* _Goal of the exercise_:
If a record holds a picture, drop the picture and repeat everything else word for word.
____ Extracted data
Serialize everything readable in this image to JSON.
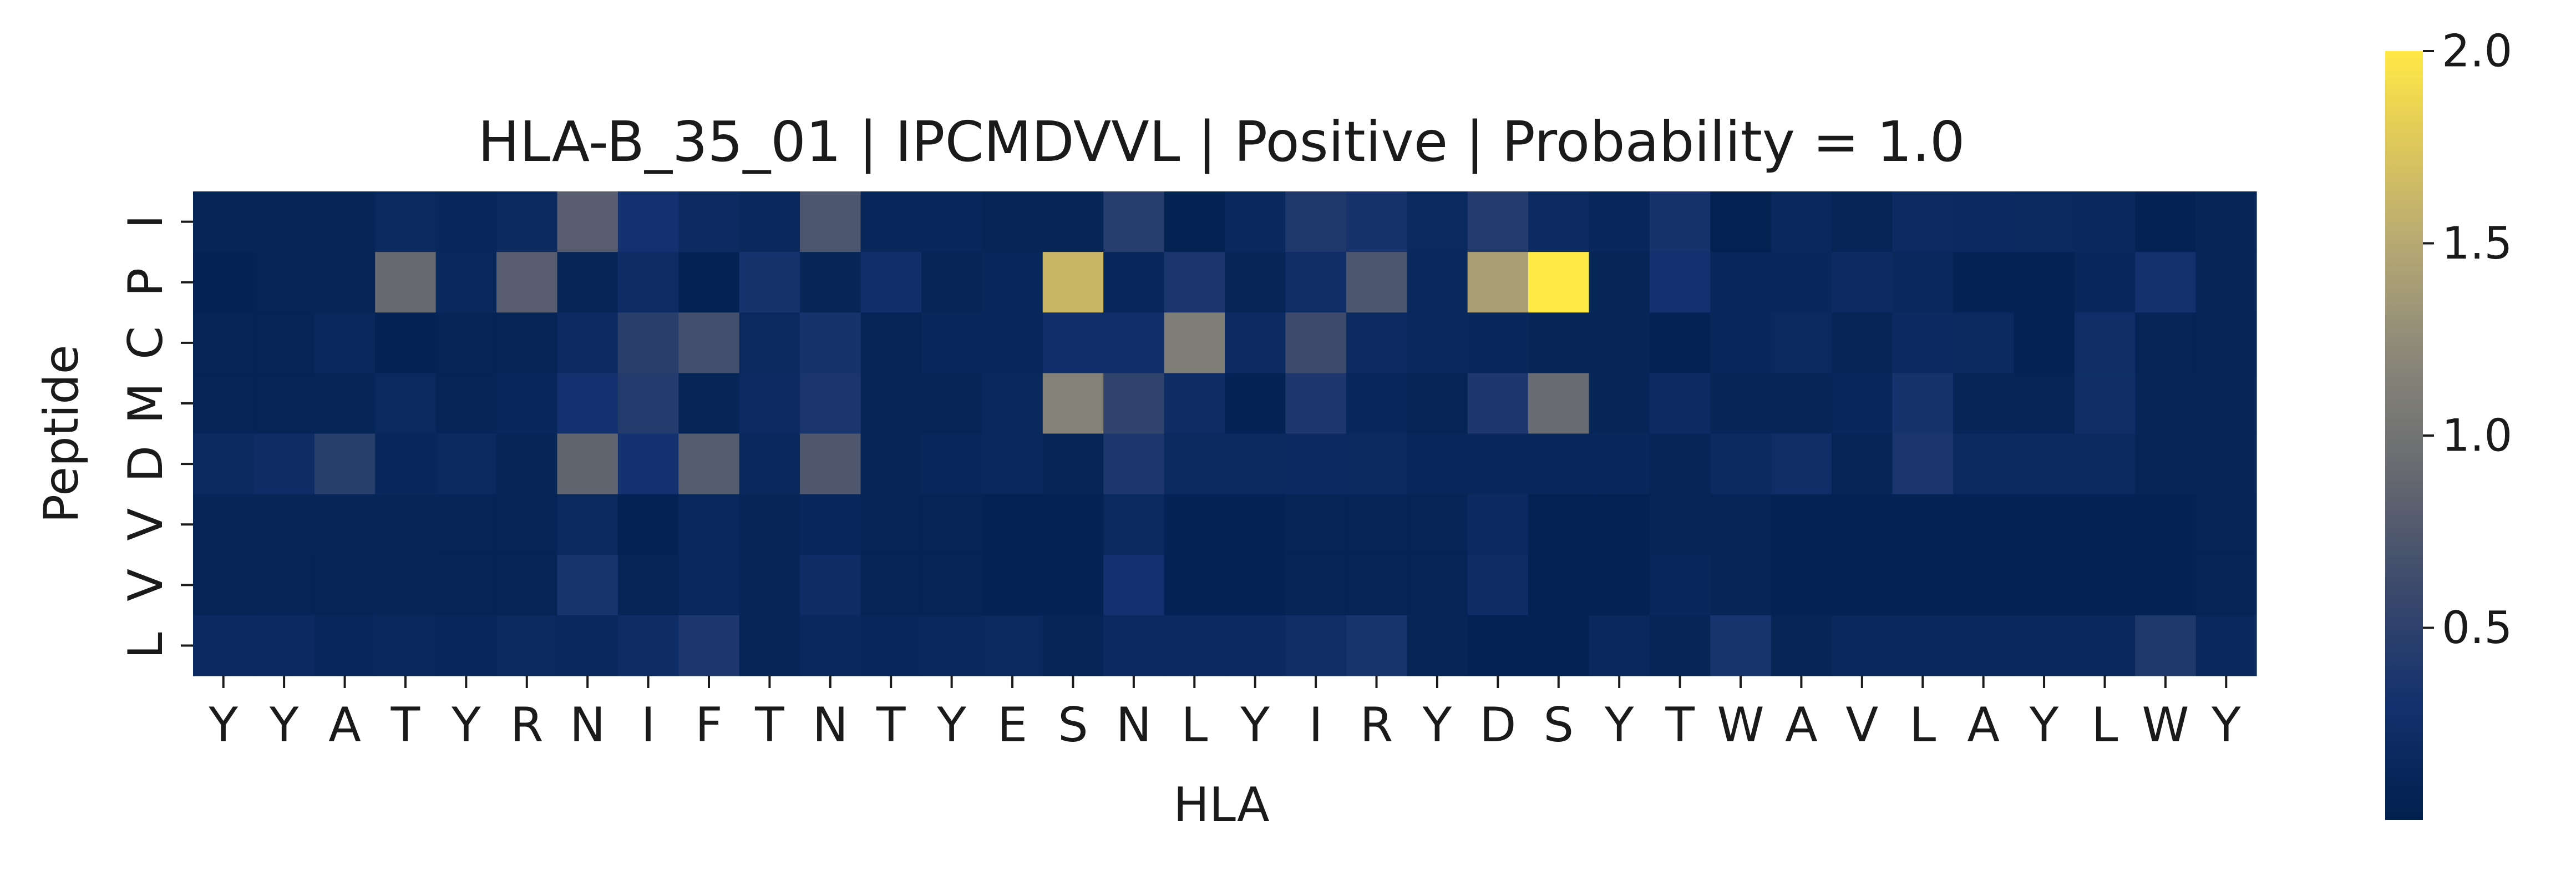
{
  "chart_data": {
    "type": "heatmap",
    "title": "HLA-B_35_01 | IPCMDVVL | Positive | Probability = 1.0",
    "xlabel": "HLA",
    "ylabel": "Peptide",
    "x_categories": [
      "Y",
      "Y",
      "A",
      "T",
      "Y",
      "R",
      "N",
      "I",
      "F",
      "T",
      "N",
      "T",
      "Y",
      "E",
      "S",
      "N",
      "L",
      "Y",
      "I",
      "R",
      "Y",
      "D",
      "S",
      "Y",
      "T",
      "W",
      "A",
      "V",
      "L",
      "A",
      "Y",
      "L",
      "W",
      "Y"
    ],
    "y_categories": [
      "I",
      "P",
      "C",
      "M",
      "D",
      "V",
      "V",
      "L"
    ],
    "values": [
      [
        0.1,
        0.1,
        0.1,
        0.16,
        0.12,
        0.15,
        0.8,
        0.3,
        0.2,
        0.14,
        0.72,
        0.12,
        0.12,
        0.1,
        0.1,
        0.45,
        0.05,
        0.14,
        0.4,
        0.32,
        0.16,
        0.42,
        0.2,
        0.13,
        0.32,
        0.04,
        0.14,
        0.08,
        0.2,
        0.18,
        0.16,
        0.14,
        0.06,
        0.1
      ],
      [
        0.06,
        0.08,
        0.1,
        0.9,
        0.14,
        0.8,
        0.1,
        0.22,
        0.06,
        0.32,
        0.1,
        0.26,
        0.08,
        0.12,
        1.62,
        0.12,
        0.36,
        0.1,
        0.24,
        0.72,
        0.14,
        1.42,
        2.0,
        0.1,
        0.3,
        0.12,
        0.12,
        0.2,
        0.14,
        0.06,
        0.06,
        0.12,
        0.28,
        0.1
      ],
      [
        0.08,
        0.08,
        0.14,
        0.06,
        0.08,
        0.08,
        0.2,
        0.48,
        0.66,
        0.16,
        0.32,
        0.08,
        0.12,
        0.12,
        0.26,
        0.26,
        1.1,
        0.2,
        0.62,
        0.2,
        0.14,
        0.12,
        0.1,
        0.1,
        0.06,
        0.12,
        0.16,
        0.08,
        0.18,
        0.16,
        0.06,
        0.24,
        0.08,
        0.08
      ],
      [
        0.08,
        0.08,
        0.1,
        0.16,
        0.08,
        0.12,
        0.3,
        0.42,
        0.1,
        0.2,
        0.36,
        0.1,
        0.08,
        0.14,
        1.15,
        0.52,
        0.22,
        0.06,
        0.38,
        0.12,
        0.08,
        0.38,
        0.92,
        0.1,
        0.2,
        0.1,
        0.1,
        0.12,
        0.32,
        0.1,
        0.08,
        0.24,
        0.1,
        0.1
      ],
      [
        0.16,
        0.22,
        0.46,
        0.12,
        0.16,
        0.1,
        0.86,
        0.3,
        0.78,
        0.14,
        0.74,
        0.1,
        0.12,
        0.14,
        0.08,
        0.38,
        0.16,
        0.16,
        0.18,
        0.16,
        0.12,
        0.12,
        0.12,
        0.12,
        0.1,
        0.16,
        0.24,
        0.08,
        0.36,
        0.16,
        0.16,
        0.16,
        0.08,
        0.1
      ],
      [
        0.1,
        0.1,
        0.1,
        0.1,
        0.08,
        0.08,
        0.16,
        0.06,
        0.14,
        0.1,
        0.12,
        0.08,
        0.08,
        0.06,
        0.06,
        0.16,
        0.06,
        0.06,
        0.08,
        0.08,
        0.08,
        0.18,
        0.04,
        0.06,
        0.1,
        0.08,
        0.06,
        0.06,
        0.06,
        0.06,
        0.06,
        0.06,
        0.06,
        0.08
      ],
      [
        0.1,
        0.08,
        0.08,
        0.1,
        0.08,
        0.08,
        0.34,
        0.08,
        0.14,
        0.1,
        0.22,
        0.08,
        0.08,
        0.06,
        0.06,
        0.3,
        0.06,
        0.06,
        0.08,
        0.08,
        0.08,
        0.22,
        0.04,
        0.06,
        0.12,
        0.1,
        0.06,
        0.06,
        0.06,
        0.06,
        0.06,
        0.06,
        0.06,
        0.08
      ],
      [
        0.18,
        0.18,
        0.12,
        0.14,
        0.12,
        0.16,
        0.14,
        0.22,
        0.38,
        0.1,
        0.14,
        0.12,
        0.14,
        0.16,
        0.08,
        0.18,
        0.18,
        0.18,
        0.24,
        0.34,
        0.1,
        0.06,
        0.06,
        0.14,
        0.1,
        0.34,
        0.1,
        0.14,
        0.14,
        0.14,
        0.14,
        0.14,
        0.4,
        0.14
      ]
    ],
    "colormap": "cividis",
    "vmin": 0.0,
    "vmax": 2.0,
    "colorbar_ticks": [
      "0.5",
      "1.0",
      "1.5",
      "2.0"
    ]
  }
}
________
* _Answer_:
Serialize everything readable in this image to JSON.
{
  "chart_data": {
    "type": "heatmap",
    "title": "HLA-B_35_01 | IPCMDVVL | Positive | Probability = 1.0",
    "xlabel": "HLA",
    "ylabel": "Peptide",
    "x_categories": [
      "Y",
      "Y",
      "A",
      "T",
      "Y",
      "R",
      "N",
      "I",
      "F",
      "T",
      "N",
      "T",
      "Y",
      "E",
      "S",
      "N",
      "L",
      "Y",
      "I",
      "R",
      "Y",
      "D",
      "S",
      "Y",
      "T",
      "W",
      "A",
      "V",
      "L",
      "A",
      "Y",
      "L",
      "W",
      "Y"
    ],
    "y_categories": [
      "I",
      "P",
      "C",
      "M",
      "D",
      "V",
      "V",
      "L"
    ],
    "values": [
      [
        0.1,
        0.1,
        0.1,
        0.16,
        0.12,
        0.15,
        0.8,
        0.3,
        0.2,
        0.14,
        0.72,
        0.12,
        0.12,
        0.1,
        0.1,
        0.45,
        0.05,
        0.14,
        0.4,
        0.32,
        0.16,
        0.42,
        0.2,
        0.13,
        0.32,
        0.04,
        0.14,
        0.08,
        0.2,
        0.18,
        0.16,
        0.14,
        0.06,
        0.1
      ],
      [
        0.06,
        0.08,
        0.1,
        0.9,
        0.14,
        0.8,
        0.1,
        0.22,
        0.06,
        0.32,
        0.1,
        0.26,
        0.08,
        0.12,
        1.62,
        0.12,
        0.36,
        0.1,
        0.24,
        0.72,
        0.14,
        1.42,
        2.0,
        0.1,
        0.3,
        0.12,
        0.12,
        0.2,
        0.14,
        0.06,
        0.06,
        0.12,
        0.28,
        0.1
      ],
      [
        0.08,
        0.08,
        0.14,
        0.06,
        0.08,
        0.08,
        0.2,
        0.48,
        0.66,
        0.16,
        0.32,
        0.08,
        0.12,
        0.12,
        0.26,
        0.26,
        1.1,
        0.2,
        0.62,
        0.2,
        0.14,
        0.12,
        0.1,
        0.1,
        0.06,
        0.12,
        0.16,
        0.08,
        0.18,
        0.16,
        0.06,
        0.24,
        0.08,
        0.08
      ],
      [
        0.08,
        0.08,
        0.1,
        0.16,
        0.08,
        0.12,
        0.3,
        0.42,
        0.1,
        0.2,
        0.36,
        0.1,
        0.08,
        0.14,
        1.15,
        0.52,
        0.22,
        0.06,
        0.38,
        0.12,
        0.08,
        0.38,
        0.92,
        0.1,
        0.2,
        0.1,
        0.1,
        0.12,
        0.32,
        0.1,
        0.08,
        0.24,
        0.1,
        0.1
      ],
      [
        0.16,
        0.22,
        0.46,
        0.12,
        0.16,
        0.1,
        0.86,
        0.3,
        0.78,
        0.14,
        0.74,
        0.1,
        0.12,
        0.14,
        0.08,
        0.38,
        0.16,
        0.16,
        0.18,
        0.16,
        0.12,
        0.12,
        0.12,
        0.12,
        0.1,
        0.16,
        0.24,
        0.08,
        0.36,
        0.16,
        0.16,
        0.16,
        0.08,
        0.1
      ],
      [
        0.1,
        0.1,
        0.1,
        0.1,
        0.08,
        0.08,
        0.16,
        0.06,
        0.14,
        0.1,
        0.12,
        0.08,
        0.08,
        0.06,
        0.06,
        0.16,
        0.06,
        0.06,
        0.08,
        0.08,
        0.08,
        0.18,
        0.04,
        0.06,
        0.1,
        0.08,
        0.06,
        0.06,
        0.06,
        0.06,
        0.06,
        0.06,
        0.06,
        0.08
      ],
      [
        0.1,
        0.08,
        0.08,
        0.1,
        0.08,
        0.08,
        0.34,
        0.08,
        0.14,
        0.1,
        0.22,
        0.08,
        0.08,
        0.06,
        0.06,
        0.3,
        0.06,
        0.06,
        0.08,
        0.08,
        0.08,
        0.22,
        0.04,
        0.06,
        0.12,
        0.1,
        0.06,
        0.06,
        0.06,
        0.06,
        0.06,
        0.06,
        0.06,
        0.08
      ],
      [
        0.18,
        0.18,
        0.12,
        0.14,
        0.12,
        0.16,
        0.14,
        0.22,
        0.38,
        0.1,
        0.14,
        0.12,
        0.14,
        0.16,
        0.08,
        0.18,
        0.18,
        0.18,
        0.24,
        0.34,
        0.1,
        0.06,
        0.06,
        0.14,
        0.1,
        0.34,
        0.1,
        0.14,
        0.14,
        0.14,
        0.14,
        0.14,
        0.4,
        0.14
      ]
    ],
    "colormap": "cividis",
    "vmin": 0.0,
    "vmax": 2.0,
    "colorbar_ticks": [
      "0.5",
      "1.0",
      "1.5",
      "2.0"
    ]
  }
}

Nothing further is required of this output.